%%

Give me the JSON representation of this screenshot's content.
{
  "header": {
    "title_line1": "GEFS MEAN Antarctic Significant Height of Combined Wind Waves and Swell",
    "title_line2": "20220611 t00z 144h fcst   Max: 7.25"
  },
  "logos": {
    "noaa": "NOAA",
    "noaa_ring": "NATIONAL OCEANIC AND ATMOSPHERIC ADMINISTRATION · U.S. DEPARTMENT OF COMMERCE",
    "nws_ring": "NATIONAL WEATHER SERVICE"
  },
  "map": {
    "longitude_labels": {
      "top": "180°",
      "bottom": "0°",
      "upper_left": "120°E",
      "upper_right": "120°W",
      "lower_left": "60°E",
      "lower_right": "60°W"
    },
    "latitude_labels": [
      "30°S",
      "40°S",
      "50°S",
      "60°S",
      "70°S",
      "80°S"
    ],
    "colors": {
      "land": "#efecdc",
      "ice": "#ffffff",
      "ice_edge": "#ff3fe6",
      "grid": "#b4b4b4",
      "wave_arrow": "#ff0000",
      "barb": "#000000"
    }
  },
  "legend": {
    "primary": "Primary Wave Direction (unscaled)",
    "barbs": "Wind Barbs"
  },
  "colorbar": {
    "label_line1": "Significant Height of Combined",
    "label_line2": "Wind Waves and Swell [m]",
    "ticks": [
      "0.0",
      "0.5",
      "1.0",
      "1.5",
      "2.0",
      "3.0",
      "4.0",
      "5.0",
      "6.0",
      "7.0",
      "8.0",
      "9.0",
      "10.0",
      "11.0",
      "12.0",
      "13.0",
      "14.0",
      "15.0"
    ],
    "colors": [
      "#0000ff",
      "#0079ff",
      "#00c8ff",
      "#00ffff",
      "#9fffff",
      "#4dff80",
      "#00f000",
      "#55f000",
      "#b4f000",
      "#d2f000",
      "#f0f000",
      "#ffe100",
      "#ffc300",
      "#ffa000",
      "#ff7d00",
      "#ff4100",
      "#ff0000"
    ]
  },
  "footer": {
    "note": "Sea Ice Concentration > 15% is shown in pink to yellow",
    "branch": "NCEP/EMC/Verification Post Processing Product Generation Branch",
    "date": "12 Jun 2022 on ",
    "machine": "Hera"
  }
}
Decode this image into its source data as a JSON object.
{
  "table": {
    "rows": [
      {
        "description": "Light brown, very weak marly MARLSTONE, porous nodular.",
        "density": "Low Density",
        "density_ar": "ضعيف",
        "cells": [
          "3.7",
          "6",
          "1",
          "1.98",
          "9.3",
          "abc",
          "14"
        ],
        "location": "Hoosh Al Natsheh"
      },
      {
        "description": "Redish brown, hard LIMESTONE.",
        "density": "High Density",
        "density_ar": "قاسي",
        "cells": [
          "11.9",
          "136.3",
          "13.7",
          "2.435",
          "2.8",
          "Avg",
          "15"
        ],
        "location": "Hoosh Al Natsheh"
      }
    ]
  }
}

%%

Copy the material above verbatim.

Give me the JSON representation of this screenshot's content.
{
  "header": {
    "title_line1": "GEFS MEAN Antarctic Significant Height of Combined Wind Waves and Swell",
    "title_line2": "20220611 t00z 144h fcst   Max: 7.25"
  },
  "logos": {
    "noaa": "NOAA",
    "noaa_ring": "NATIONAL OCEANIC AND ATMOSPHERIC ADMINISTRATION · U.S. DEPARTMENT OF COMMERCE",
    "nws_ring": "NATIONAL WEATHER SERVICE"
  },
  "map": {
    "longitude_labels": {
      "top": "180°",
      "bottom": "0°",
      "upper_left": "120°E",
      "upper_right": "120°W",
      "lower_left": "60°E",
      "lower_right": "60°W"
    },
    "latitude_labels": [
      "30°S",
      "40°S",
      "50°S",
      "60°S",
      "70°S",
      "80°S"
    ],
    "colors": {
      "land": "#efecdc",
      "ice": "#ffffff",
      "ice_edge": "#ff3fe6",
      "grid": "#b4b4b4",
      "wave_arrow": "#ff0000",
      "barb": "#000000"
    }
  },
  "legend": {
    "primary": "Primary Wave Direction (unscaled)",
    "barbs": "Wind Barbs"
  },
  "colorbar": {
    "label_line1": "Significant Height of Combined",
    "label_line2": "Wind Waves and Swell [m]",
    "ticks": [
      "0.0",
      "0.5",
      "1.0",
      "1.5",
      "2.0",
      "3.0",
      "4.0",
      "5.0",
      "6.0",
      "7.0",
      "8.0",
      "9.0",
      "10.0",
      "11.0",
      "12.0",
      "13.0",
      "14.0",
      "15.0"
    ],
    "colors": [
      "#0000ff",
      "#0079ff",
      "#00c8ff",
      "#00ffff",
      "#9fffff",
      "#4dff80",
      "#00f000",
      "#55f000",
      "#b4f000",
      "#d2f000",
      "#f0f000",
      "#ffe100",
      "#ffc300",
      "#ffa000",
      "#ff7d00",
      "#ff4100",
      "#ff0000"
    ]
  },
  "footer": {
    "note": "Sea Ice Concentration > 15% is shown in pink to yellow",
    "branch": "NCEP/EMC/Verification Post Processing Product Generation Branch",
    "date": "12 Jun 2022 on ",
    "machine": "Hera"
  }
}
Decode this image into its source data as a JSON object.
{
  "table": {
    "rows": [
      {
        "description": "Light brown, very weak marly MARLSTONE, porous nodular.",
        "density": "Low Density",
        "density_ar": "ضعيف",
        "cells": [
          "3.7",
          "6",
          "1",
          "1.98",
          "9.3",
          "abc",
          "14"
        ],
        "location": "Hoosh Al Natsheh"
      },
      {
        "description": "Redish brown, hard LIMESTONE.",
        "density": "High Density",
        "density_ar": "قاسي",
        "cells": [
          "11.9",
          "136.3",
          "13.7",
          "2.435",
          "2.8",
          "Avg",
          "15"
        ],
        "location": "Hoosh Al Natsheh"
      }
    ]
  }
}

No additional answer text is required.